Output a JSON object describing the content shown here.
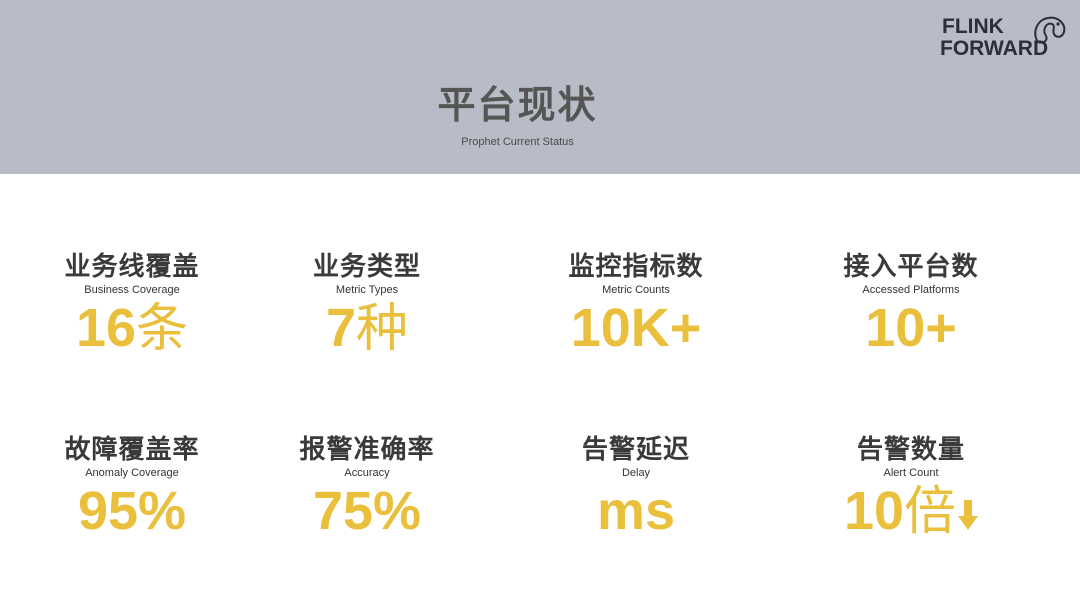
{
  "header": {
    "title": "平台现状",
    "subtitle": "Prophet Current Status"
  },
  "logo": {
    "line1": "FLINK",
    "line2": "FORWARD",
    "mascot_icon": "squirrel-icon"
  },
  "colors": {
    "header_bg": "#b8bcc6",
    "accent": "#e9bf3c",
    "label": "#3a3a3a"
  },
  "stats": [
    {
      "label": "业务线覆盖",
      "en": "Business Coverage",
      "value": "16",
      "unit": "条"
    },
    {
      "label": "业务类型",
      "en": "Metric Types",
      "value": "7",
      "unit": "种"
    },
    {
      "label": "监控指标数",
      "en": "Metric Counts",
      "value": "10K+",
      "unit": ""
    },
    {
      "label": "接入平台数",
      "en": "Accessed Platforms",
      "value": "10+",
      "unit": ""
    },
    {
      "label": "故障覆盖率",
      "en": "Anomaly Coverage",
      "value": "95%",
      "unit": ""
    },
    {
      "label": "报警准确率",
      "en": "Accuracy",
      "value": "75%",
      "unit": ""
    },
    {
      "label": "告警延迟",
      "en": "Delay",
      "value": "ms",
      "unit": ""
    },
    {
      "label": "告警数量",
      "en": "Alert Count",
      "value": "10",
      "unit": "倍",
      "icon": "arrow-down-icon"
    }
  ]
}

* **Exercise objective**:
Give the count of lines in the listing above that include "icon", with no other words.

* **In response**:
2